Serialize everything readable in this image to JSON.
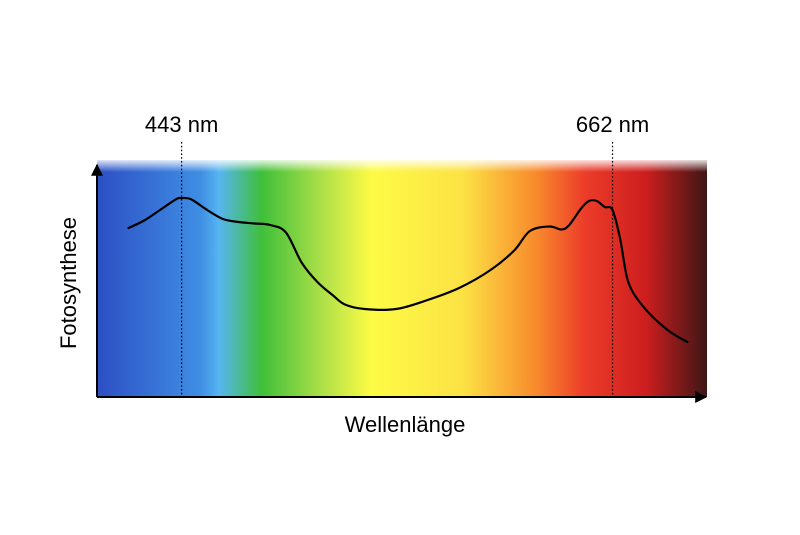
{
  "chart_data": {
    "type": "line",
    "title": "",
    "xlabel": "Wellenlänge",
    "ylabel": "Fotosynthese",
    "x_unit": "nm",
    "xlim": [
      400,
      710
    ],
    "ylim": [
      0,
      1
    ],
    "grid": false,
    "legend": "none",
    "background": "visible-spectrum gradient (violet-blue to dark red)",
    "annotations": [
      {
        "label": "443 nm",
        "x": 443
      },
      {
        "label": "662 nm",
        "x": 662
      }
    ],
    "series": [
      {
        "x": [
          416,
          424,
          432,
          440,
          443,
          448,
          456,
          464,
          472,
          480,
          488,
          496,
          504,
          512,
          520,
          526,
          536,
          552,
          568,
          584,
          600,
          612,
          620,
          630,
          636,
          640,
          646,
          650,
          654,
          658,
          662,
          666,
          670,
          678,
          690,
          700
        ],
        "y": [
          0.78,
          0.83,
          0.9,
          0.97,
          0.98,
          0.97,
          0.9,
          0.84,
          0.82,
          0.81,
          0.8,
          0.75,
          0.55,
          0.42,
          0.33,
          0.27,
          0.24,
          0.24,
          0.3,
          0.38,
          0.5,
          0.63,
          0.76,
          0.79,
          0.77,
          0.8,
          0.91,
          0.96,
          0.96,
          0.92,
          0.9,
          0.7,
          0.42,
          0.25,
          0.1,
          0.02
        ]
      }
    ]
  },
  "colors": {
    "curve": "#000000",
    "axes": "#000000",
    "spectrum": [
      "#2d4fc4",
      "#3f8ee4",
      "#56b5f0",
      "#3fbf3a",
      "#aee048",
      "#fdfb45",
      "#fce245",
      "#f88a2c",
      "#ec3c2a",
      "#cc1e1e",
      "#3e1616"
    ]
  }
}
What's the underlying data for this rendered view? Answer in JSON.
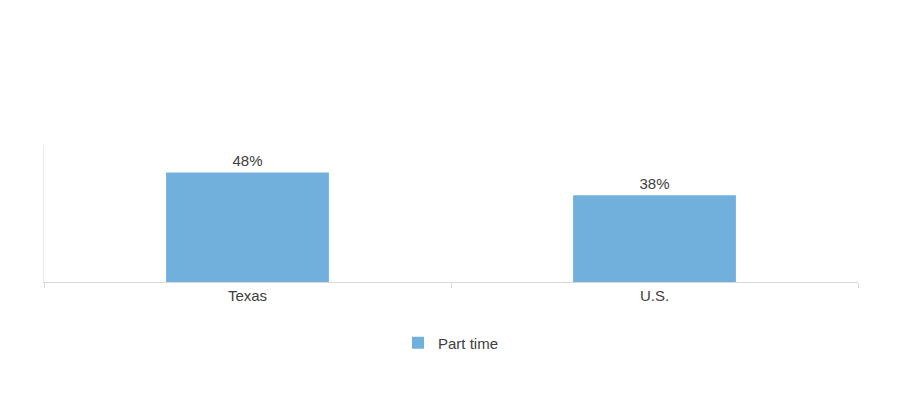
{
  "chart_data": {
    "type": "bar",
    "categories": [
      "Texas",
      "U.S."
    ],
    "series": [
      {
        "name": "Part time",
        "color": "#71afdd",
        "values": [
          48,
          38
        ],
        "value_labels": [
          "48%",
          "38%"
        ]
      }
    ],
    "ylim": [
      0,
      60
    ],
    "yticks": [],
    "grid": false,
    "legend": "bottom",
    "data_labels": true,
    "tick_labels": "x"
  }
}
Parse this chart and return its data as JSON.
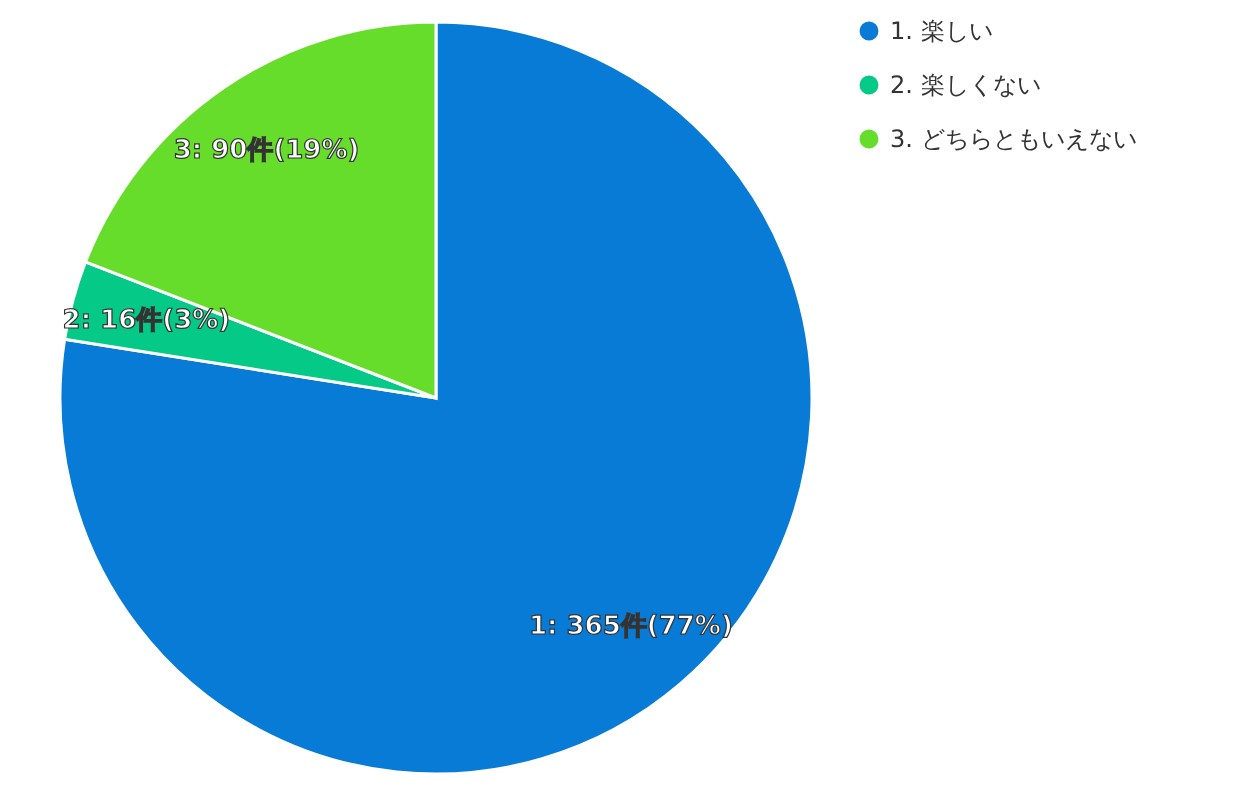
{
  "chart_data": {
    "type": "pie",
    "categories": [
      "1. 楽しい",
      "2. 楽しくない",
      "3. どちらともいえない"
    ],
    "values": [
      365,
      16,
      90
    ],
    "colors": [
      "#077bd6",
      "#05c987",
      "#66dd2a"
    ],
    "value_labels": [
      "1: 365件(77%)",
      "2: 16件(3%)",
      "3: 90件(19%)"
    ],
    "legend": "top right"
  }
}
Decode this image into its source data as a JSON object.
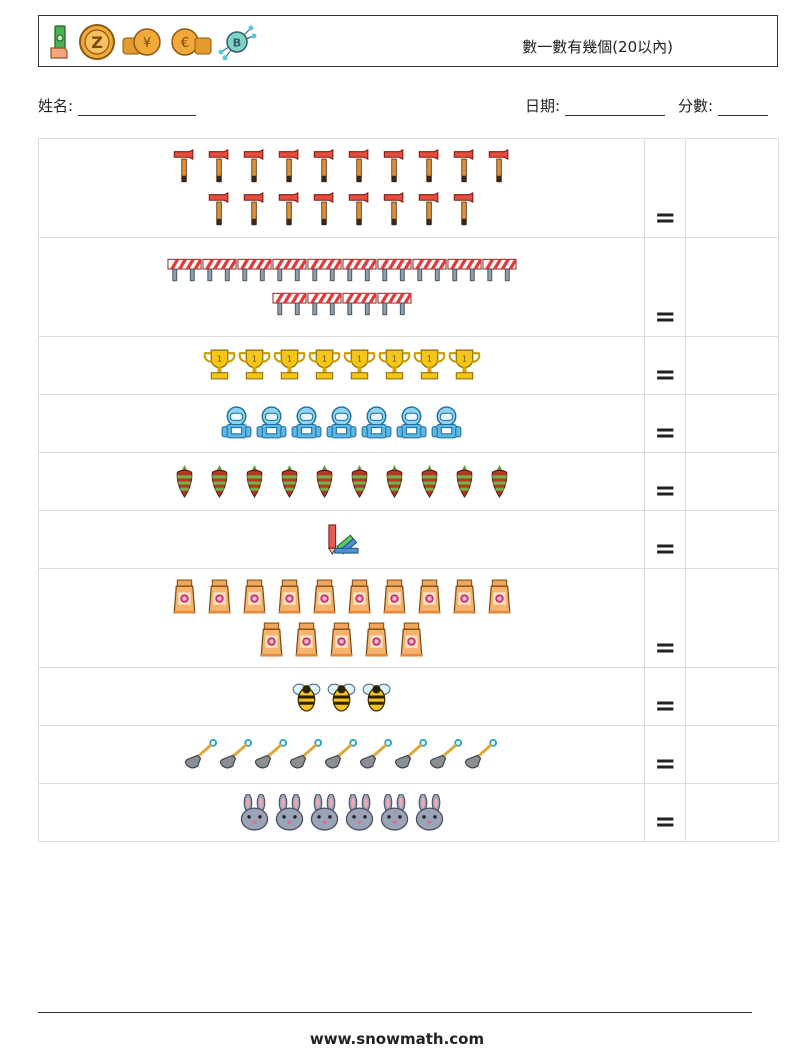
{
  "header": {
    "title": "數一數有幾個(20以內)",
    "icons": [
      "money-hand-icon",
      "coin-z-icon",
      "coin-stack-yen-icon",
      "coin-stack-euro-icon",
      "bitcoin-network-icon"
    ]
  },
  "info": {
    "name_label": "姓名:",
    "date_label": "日期:",
    "score_label": "分數:"
  },
  "equals": "=",
  "rows": [
    {
      "item": "axe-icon",
      "count": 18,
      "per_line": [
        10,
        8
      ]
    },
    {
      "item": "barrier-icon",
      "count": 14,
      "per_line": [
        10,
        4
      ]
    },
    {
      "item": "trophy-icon",
      "count": 8,
      "per_line": [
        8
      ]
    },
    {
      "item": "astronaut-icon",
      "count": 7,
      "per_line": [
        7
      ]
    },
    {
      "item": "carrot-icon",
      "count": 10,
      "per_line": [
        10
      ]
    },
    {
      "item": "crayon-set-icon",
      "count": 1,
      "per_line": [
        1
      ]
    },
    {
      "item": "sunscreen-bottle-icon",
      "count": 15,
      "per_line": [
        10,
        5
      ]
    },
    {
      "item": "bee-icon",
      "count": 3,
      "per_line": [
        3
      ]
    },
    {
      "item": "shovel-icon",
      "count": 9,
      "per_line": [
        9
      ]
    },
    {
      "item": "rabbit-icon",
      "count": 6,
      "per_line": [
        6
      ]
    }
  ],
  "footer": {
    "url": "www.snowmath.com"
  }
}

Work required:
Pictures stay out; repeat all the rest of the records exactly.

Output of the exercise:
Serialize everything readable in this image to JSON.
{
  "chart_data": {
    "type": "line",
    "title": "",
    "xlabel": "Wellenlänge",
    "ylabel": "Fotosynthese",
    "x_unit": "nm",
    "xlim": [
      400,
      710
    ],
    "ylim": [
      0,
      1
    ],
    "grid": false,
    "legend": "none",
    "background": "visible-spectrum gradient (violet-blue to dark red)",
    "annotations": [
      {
        "label": "443 nm",
        "x": 443
      },
      {
        "label": "662 nm",
        "x": 662
      }
    ],
    "series": [
      {
        "x": [
          416,
          424,
          432,
          440,
          443,
          448,
          456,
          464,
          472,
          480,
          488,
          496,
          504,
          512,
          520,
          526,
          536,
          552,
          568,
          584,
          600,
          612,
          620,
          630,
          636,
          640,
          646,
          650,
          654,
          658,
          662,
          666,
          670,
          678,
          690,
          700
        ],
        "y": [
          0.78,
          0.83,
          0.9,
          0.97,
          0.98,
          0.97,
          0.9,
          0.84,
          0.82,
          0.81,
          0.8,
          0.75,
          0.55,
          0.42,
          0.33,
          0.27,
          0.24,
          0.24,
          0.3,
          0.38,
          0.5,
          0.63,
          0.76,
          0.79,
          0.77,
          0.8,
          0.91,
          0.96,
          0.96,
          0.92,
          0.9,
          0.7,
          0.42,
          0.25,
          0.1,
          0.02
        ]
      }
    ]
  },
  "colors": {
    "curve": "#000000",
    "axes": "#000000",
    "spectrum": [
      "#2d4fc4",
      "#3f8ee4",
      "#56b5f0",
      "#3fbf3a",
      "#aee048",
      "#fdfb45",
      "#fce245",
      "#f88a2c",
      "#ec3c2a",
      "#cc1e1e",
      "#3e1616"
    ]
  }
}
What's the underlying data for this rendered view? Answer in JSON.
{
  "chart_data": {
    "type": "bar",
    "categories": [
      "Texas",
      "U.S."
    ],
    "series": [
      {
        "name": "Part time",
        "color": "#71afdd",
        "values": [
          48,
          38
        ],
        "value_labels": [
          "48%",
          "38%"
        ]
      }
    ],
    "ylim": [
      0,
      60
    ],
    "yticks": [],
    "grid": false,
    "legend": "bottom",
    "data_labels": true,
    "tick_labels": "x"
  }
}
Parse this chart and return its data as JSON.
{
  "chart_data": {
    "type": "pie",
    "categories": [
      "1. 楽しい",
      "2. 楽しくない",
      "3. どちらともいえない"
    ],
    "values": [
      365,
      16,
      90
    ],
    "colors": [
      "#077bd6",
      "#05c987",
      "#66dd2a"
    ],
    "value_labels": [
      "1: 365件(77%)",
      "2: 16件(3%)",
      "3: 90件(19%)"
    ],
    "legend": "top right"
  }
}
Decode this image into its source data as a JSON object.
{
  "header": {
    "title": "數一數有幾個(20以內)",
    "icons": [
      "money-hand-icon",
      "coin-z-icon",
      "coin-stack-yen-icon",
      "coin-stack-euro-icon",
      "bitcoin-network-icon"
    ]
  },
  "info": {
    "name_label": "姓名:",
    "date_label": "日期:",
    "score_label": "分數:"
  },
  "equals": "=",
  "rows": [
    {
      "item": "axe-icon",
      "count": 18,
      "per_line": [
        10,
        8
      ]
    },
    {
      "item": "barrier-icon",
      "count": 14,
      "per_line": [
        10,
        4
      ]
    },
    {
      "item": "trophy-icon",
      "count": 8,
      "per_line": [
        8
      ]
    },
    {
      "item": "astronaut-icon",
      "count": 7,
      "per_line": [
        7
      ]
    },
    {
      "item": "carrot-icon",
      "count": 10,
      "per_line": [
        10
      ]
    },
    {
      "item": "crayon-set-icon",
      "count": 1,
      "per_line": [
        1
      ]
    },
    {
      "item": "sunscreen-bottle-icon",
      "count": 15,
      "per_line": [
        10,
        5
      ]
    },
    {
      "item": "bee-icon",
      "count": 3,
      "per_line": [
        3
      ]
    },
    {
      "item": "shovel-icon",
      "count": 9,
      "per_line": [
        9
      ]
    },
    {
      "item": "rabbit-icon",
      "count": 6,
      "per_line": [
        6
      ]
    }
  ],
  "footer": {
    "url": "www.snowmath.com"
  }
}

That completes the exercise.